### Source passage
Content starts
What is measles?
Measles is a highly infectious viral disease that was, historically, quite common. It is a particularly unpleasant illness that can lead to serious complications in childhood, including meningitis and pneumonia, both of which can be fatal. For most people, measles lasts between 7 and 10 days.
With the advent of the Measles Mumps and Rubella (MMR) vaccine administered in infancy, the commonality of measles had waned. Or at least it had. Doubts cast on the MMR vaccine in recent years have led to a slight reduction in vaccinations, and therefore a resurgence of measles cases in the UK.
What should I look out for?
Early signs of measles are fever, coughs and cold-like symptoms, as well as conjunctivitis. White or grey Koplik’s spots might be visible in the cheeks, too. After a few days, the characteristic measles rash appears – a bright red and itchy rash that starts on the head and neck before spreading to the rest of the body. Roughly 4 days after first appearing, the bright red hue of the rash shifts to a darker red or brown hue.
Once measles is contracted, complications due to bacterial infection ranging from middle ear infections to pneumonia and meningitis can arise.
In summary, the symptoms to look out for are as follows:
- A runny or blocked nose
- Sore, watery eyes that may be sensitive to light
- Swollen eyelids
- High temperature or fever reaching 40ºC
- Greyish-white spots inside the cheeks
- Aches and pains
- A loss of appetite
- Tiredness, irritability and a lack of energy
How infectious is it?
Symptoms will start to develop 10-14 days after you have been first exposed to the rubeola virus. As well as being easily transmitted from person to person by coughing, sneezing or direct contact with bodily secretions, the virus can remain in the air where an infected person has been for two hours – making it highly infectious.
How can I reduce my risk of contracting measles?
There are three main strategies you can employ to reduce your risk of contracting measles:
- Accepting the MMR vaccination when it is offered to you. The vaccination significantly reduces your risk of contracting measles, so you are much more vulnerable without it.
- Avoiding travel to developing countries. Measles is inherently more common in countries where the MMR vaccination is less readily available, such as in developing countries.
- Staying on top of a vitamin A deficiency. Subsisting on a diet that is lacking in vitamin A makes you more likely to develop severe measles symptoms and complications.
Should I go into work with measles?
Avoid work or school for at least 4 days after the rash has appeared in order to reduce transmission to others.
When should I see a doctor?
If you think you have been exposed to the measles virus, or start exhibiting the early symptoms mentioned above – the strongest indicator being white or grey Koplik’s spots inside the cheeks – it is very important to seek medical advice sooner rather than later, or risk complications arising.
Content ends
### Required actions
A. Please condense the paragraph of the measles passage that begins "Early signs of measles are" into a short list, keeping its main facts.
B. Echo the measles passage between "Early signs of" and "meningitis can arise.", inclusive.
C. For each statement, decide whether the measles passage agrees, answering yes or no and quoting the words that settle it: (i) For most people, measles lasts between 7 and 10 days. (ii) Symptoms begin within a week of first exposure to the virus. (iii) The virus can stay in the air where an infected person has been for two hours.
The items come from a different source than the measles passage.

### Listed entries
Content starts
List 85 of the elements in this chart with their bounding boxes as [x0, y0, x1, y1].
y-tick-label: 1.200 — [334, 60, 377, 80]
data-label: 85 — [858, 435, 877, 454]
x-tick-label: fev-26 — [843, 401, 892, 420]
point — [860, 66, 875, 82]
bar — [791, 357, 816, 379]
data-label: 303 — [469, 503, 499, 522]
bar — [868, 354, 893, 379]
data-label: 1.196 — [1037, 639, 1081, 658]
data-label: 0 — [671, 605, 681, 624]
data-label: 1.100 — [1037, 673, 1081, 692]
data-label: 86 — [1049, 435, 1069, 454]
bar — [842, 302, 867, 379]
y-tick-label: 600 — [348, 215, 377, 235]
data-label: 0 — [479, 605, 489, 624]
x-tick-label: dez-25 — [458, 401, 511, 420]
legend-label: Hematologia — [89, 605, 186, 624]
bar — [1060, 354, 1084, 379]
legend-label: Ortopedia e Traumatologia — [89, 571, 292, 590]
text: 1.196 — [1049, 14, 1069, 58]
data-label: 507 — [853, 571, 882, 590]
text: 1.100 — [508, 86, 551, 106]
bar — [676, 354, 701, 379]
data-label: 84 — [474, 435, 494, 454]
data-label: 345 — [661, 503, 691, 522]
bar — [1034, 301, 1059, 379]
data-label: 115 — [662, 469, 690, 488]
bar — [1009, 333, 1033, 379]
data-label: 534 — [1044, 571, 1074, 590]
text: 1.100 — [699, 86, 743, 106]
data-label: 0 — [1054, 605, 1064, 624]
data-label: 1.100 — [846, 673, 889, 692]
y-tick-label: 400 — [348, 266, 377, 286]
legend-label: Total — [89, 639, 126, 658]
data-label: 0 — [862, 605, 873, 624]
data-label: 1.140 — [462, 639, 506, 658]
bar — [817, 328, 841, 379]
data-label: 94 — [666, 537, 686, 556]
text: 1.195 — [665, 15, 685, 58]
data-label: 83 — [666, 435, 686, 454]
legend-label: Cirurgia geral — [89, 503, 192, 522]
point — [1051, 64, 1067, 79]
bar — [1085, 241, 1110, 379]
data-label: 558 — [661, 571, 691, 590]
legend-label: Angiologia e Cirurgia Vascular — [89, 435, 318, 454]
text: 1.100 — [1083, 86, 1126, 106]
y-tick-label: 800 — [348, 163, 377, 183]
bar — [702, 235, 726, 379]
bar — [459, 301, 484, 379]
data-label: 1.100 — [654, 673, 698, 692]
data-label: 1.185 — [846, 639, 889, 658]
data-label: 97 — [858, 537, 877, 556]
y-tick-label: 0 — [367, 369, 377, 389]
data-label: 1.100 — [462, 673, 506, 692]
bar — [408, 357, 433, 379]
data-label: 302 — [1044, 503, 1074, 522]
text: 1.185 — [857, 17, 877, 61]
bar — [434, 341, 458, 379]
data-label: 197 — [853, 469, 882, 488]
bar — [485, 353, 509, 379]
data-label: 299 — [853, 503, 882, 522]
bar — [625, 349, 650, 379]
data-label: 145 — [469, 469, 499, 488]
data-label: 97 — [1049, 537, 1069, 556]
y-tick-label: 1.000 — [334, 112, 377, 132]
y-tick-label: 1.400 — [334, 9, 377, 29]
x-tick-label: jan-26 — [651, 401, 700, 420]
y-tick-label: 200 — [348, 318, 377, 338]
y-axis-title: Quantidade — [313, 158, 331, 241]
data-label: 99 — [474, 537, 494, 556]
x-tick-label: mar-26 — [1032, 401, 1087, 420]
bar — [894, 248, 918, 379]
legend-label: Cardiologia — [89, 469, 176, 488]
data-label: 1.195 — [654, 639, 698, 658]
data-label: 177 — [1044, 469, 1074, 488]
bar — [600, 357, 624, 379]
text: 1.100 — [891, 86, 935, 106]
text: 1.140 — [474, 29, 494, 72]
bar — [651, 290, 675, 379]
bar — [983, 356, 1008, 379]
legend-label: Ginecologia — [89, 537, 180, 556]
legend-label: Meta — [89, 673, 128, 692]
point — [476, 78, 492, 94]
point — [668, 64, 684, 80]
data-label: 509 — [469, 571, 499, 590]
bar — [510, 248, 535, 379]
Content ends
### Answers per task
A.
- Early signs: fever, coughs, cold-like symptoms and conjunctivitis
- White or grey Koplik's spots may show in the cheeks
- After a few days, a bright red, itchy rash appears on the head and neck, then spreads to the rest of the body
- About 4 days after it first appears, the rash turns darker red or brown

B.
Early signs of measles are fever, coughs and cold-like symptoms, as well as conjunctivitis. White or grey Koplik’s spots might be visible in the cheeks, too. After a few days, the characteristic measles rash appears – a bright red and itchy rash that starts on the head and neck before spreading to the rest of the body. Roughly 4 days after first appearing, the bright red hue of the rash shifts to a darker red or brown hue.
Once measles is contracted, complications due to bacterial infection ranging from middle ear infections to pneumonia and meningitis can arise.

C.
(i) Yes: "For most people, measles lasts between 7 and 10 days."
(ii) No: "Symptoms will start to develop 10-14 days after you have been first exposed to the rubeola virus."
(iii) Yes: "the virus can remain in the air where an infected person has been for two hours"